*Written instruction:*
An exact reproduction of the records is required, with all images left out.

*Recorded information:*
★ ★ ★ ★ ★ ★ ★

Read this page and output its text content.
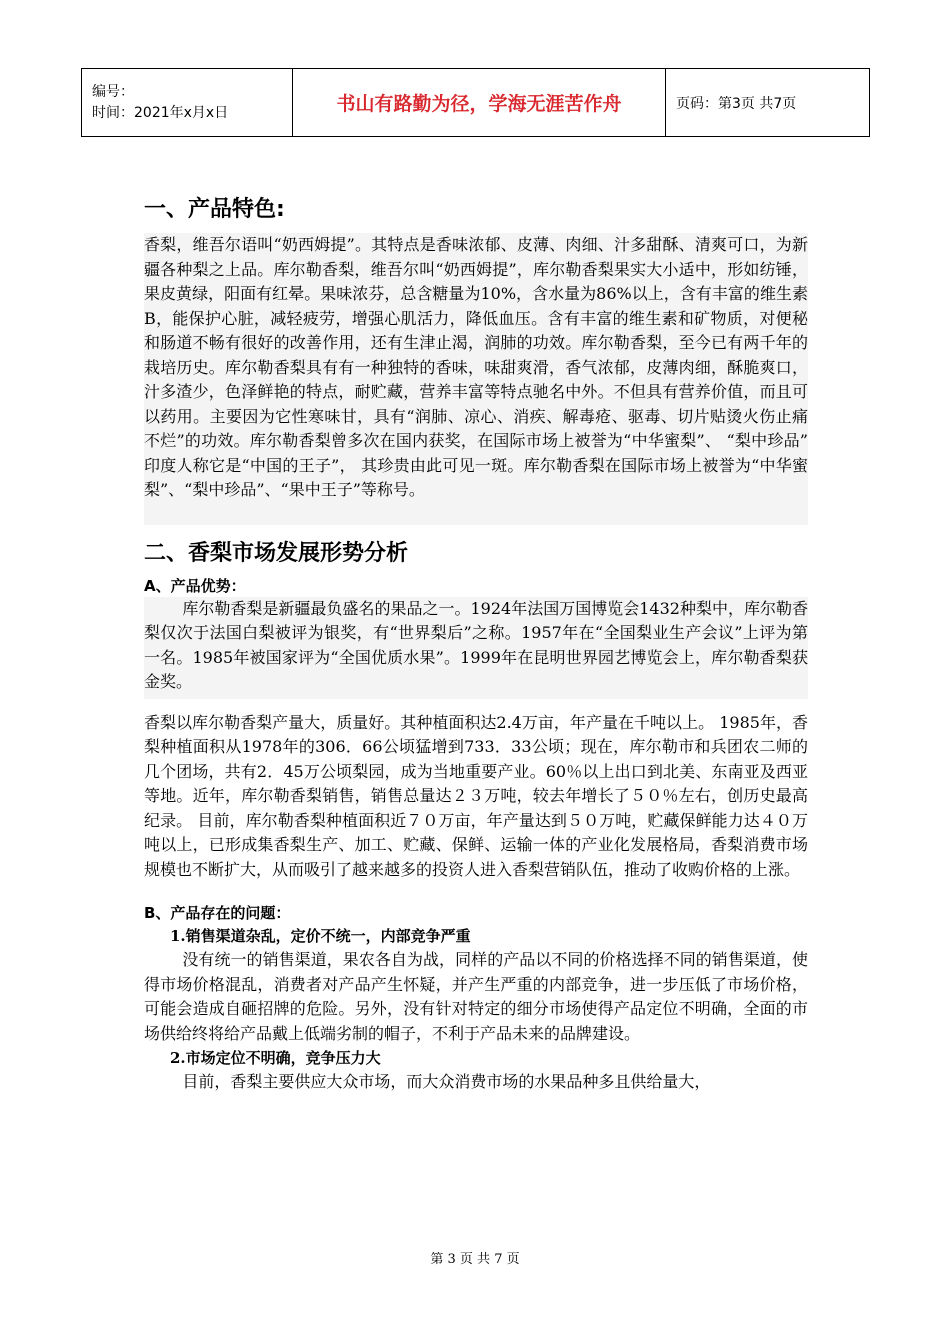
编号：
时间：2021年x月x日	书山有路勤为径，学海无涯苦作舟	页码：第3页 共7页
一、产品特色:

香梨，维吾尔语叫“奶西姆提”。其特点是香味浓郁、皮薄、肉细、汁多甜酥、清爽可口，为新疆各种梨之上品。库尔勒香梨，维吾尔叫“奶西姆提”，库尔勒香梨果实大小适中，形如纺锤，果皮黄绿，阳面有红晕。果味浓芬，总含糖量为10%，含水量为86%以上，含有丰富的维生素B，能保护心脏，减轻疲劳，增强心肌活力，降低血压。含有丰富的维生素和矿物质，对便秘和肠道不畅有很好的改善作用，还有生津止渴，润肺的功效。库尔勒香梨，至今已有两千年的栽培历史。库尔勒香梨具有有一种独特的香味，味甜爽滑，香气浓郁，皮薄肉细，酥脆爽口，汁多渣少，色泽鲜艳的特点，耐贮藏，营养丰富等特点驰名中外。不但具有营养价值，而且可以药用。主要因为它性寒味甘，具有“润肺、凉心、消疾、解毒疮、驱毒、切片贴烫火伤止痛不烂”的功效。库尔勒香梨曾多次在国内获奖，在国际市场上被誉为“中华蜜梨”、 “梨中珍品” 印度人称它是“中国的王子”， 其珍贵由此可见一斑。库尔勒香梨在国际市场上被誉为“中华蜜梨”、“梨中珍品”、“果中王子”等称号。

二、香梨市场发展形势分析

A、产品优势：

库尔勒香梨是新疆最负盛名的果品之一。1924年法国万国博览会1432种梨中，库尔勒香梨仅次于法国白梨被评为银奖，有“世界梨后”之称。1957年在“全国梨业生产会议”上评为第一名。1985年被国家评为“全国优质水果”。1999年在昆明世界园艺博览会上，库尔勒香梨获金奖。

香梨以库尔勒香梨产量大，质量好。其种植面积达2.4万亩，年产量在千吨以上。 1985年，香梨种植面积从1978年的306．66公顷猛增到733．33公顷；现在，库尔勒市和兵团农二师的几个团场，共有2．45万公顷梨园，成为当地重要产业。60％以上出口到北美、东南亚及西亚等地。近年，库尔勒香梨销售，销售总量达２３万吨，较去年增长了５０％左右，创历史最高纪录。 目前，库尔勒香梨种植面积近７０万亩，年产量达到５０万吨，贮藏保鲜能力达４０万吨以上，已形成集香梨生产、加工、贮藏、保鲜、运输一体的产业化发展格局，香梨消费市场规模也不断扩大，从而吸引了越来越多的投资人进入香梨营销队伍，推动了收购价格的上涨。

B、产品存在的问题：

1.销售渠道杂乱，定价不统一，内部竞争严重

没有统一的销售渠道，果农各自为战，同样的产品以不同的价格选择不同的销售渠道，使得市场价格混乱，消费者对产品产生怀疑，并产生严重的内部竞争，进一步压低了市场价格，可能会造成自砸招牌的危险。另外，没有针对特定的细分市场使得产品定位不明确，全面的市场供给终将给产品戴上低端劣制的帽子，不利于产品未来的品牌建设。

2.市场定位不明确，竞争压力大

目前，香梨主要供应大众市场，而大众消费市场的水果品种多且供给量大，

第 3 页 共 7 页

★ ★ ★ ★ ★ ★ ★

*Solution below:*
Read this page and output its text content.
编号：
时间：2021年x月x日	书山有路勤为径，学海无涯苦作舟	页码：第3页 共7页
一、产品特色:

香梨，维吾尔语叫“奶西姆提”。其特点是香味浓郁、皮薄、肉细、汁多甜酥、清爽可口，为新疆各种梨之上品。库尔勒香梨，维吾尔叫“奶西姆提”，库尔勒香梨果实大小适中，形如纺锤，果皮黄绿，阳面有红晕。果味浓芬，总含糖量为10%，含水量为86%以上，含有丰富的维生素B，能保护心脏，减轻疲劳，增强心肌活力，降低血压。含有丰富的维生素和矿物质，对便秘和肠道不畅有很好的改善作用，还有生津止渴，润肺的功效。库尔勒香梨，至今已有两千年的栽培历史。库尔勒香梨具有有一种独特的香味，味甜爽滑，香气浓郁，皮薄肉细，酥脆爽口，汁多渣少，色泽鲜艳的特点，耐贮藏，营养丰富等特点驰名中外。不但具有营养价值，而且可以药用。主要因为它性寒味甘，具有“润肺、凉心、消疾、解毒疮、驱毒、切片贴烫火伤止痛不烂”的功效。库尔勒香梨曾多次在国内获奖，在国际市场上被誉为“中华蜜梨”、 “梨中珍品” 印度人称它是“中国的王子”， 其珍贵由此可见一斑。库尔勒香梨在国际市场上被誉为“中华蜜梨”、“梨中珍品”、“果中王子”等称号。

二、香梨市场发展形势分析

A、产品优势：

库尔勒香梨是新疆最负盛名的果品之一。1924年法国万国博览会1432种梨中，库尔勒香梨仅次于法国白梨被评为银奖，有“世界梨后”之称。1957年在“全国梨业生产会议”上评为第一名。1985年被国家评为“全国优质水果”。1999年在昆明世界园艺博览会上，库尔勒香梨获金奖。

香梨以库尔勒香梨产量大，质量好。其种植面积达2.4万亩，年产量在千吨以上。 1985年，香梨种植面积从1978年的306．66公顷猛增到733．33公顷；现在，库尔勒市和兵团农二师的几个团场，共有2．45万公顷梨园，成为当地重要产业。60％以上出口到北美、东南亚及西亚等地。近年，库尔勒香梨销售，销售总量达２３万吨，较去年增长了５０％左右，创历史最高纪录。 目前，库尔勒香梨种植面积近７０万亩，年产量达到５０万吨，贮藏保鲜能力达４０万吨以上，已形成集香梨生产、加工、贮藏、保鲜、运输一体的产业化发展格局，香梨消费市场规模也不断扩大，从而吸引了越来越多的投资人进入香梨营销队伍，推动了收购价格的上涨。

B、产品存在的问题：

1.销售渠道杂乱，定价不统一，内部竞争严重

没有统一的销售渠道，果农各自为战，同样的产品以不同的价格选择不同的销售渠道，使得市场价格混乱，消费者对产品产生怀疑，并产生严重的内部竞争，进一步压低了市场价格，可能会造成自砸招牌的危险。另外，没有针对特定的细分市场使得产品定位不明确，全面的市场供给终将给产品戴上低端劣制的帽子，不利于产品未来的品牌建设。

2.市场定位不明确，竞争压力大

目前，香梨主要供应大众市场，而大众消费市场的水果品种多且供给量大，

第 3 页 共 7 页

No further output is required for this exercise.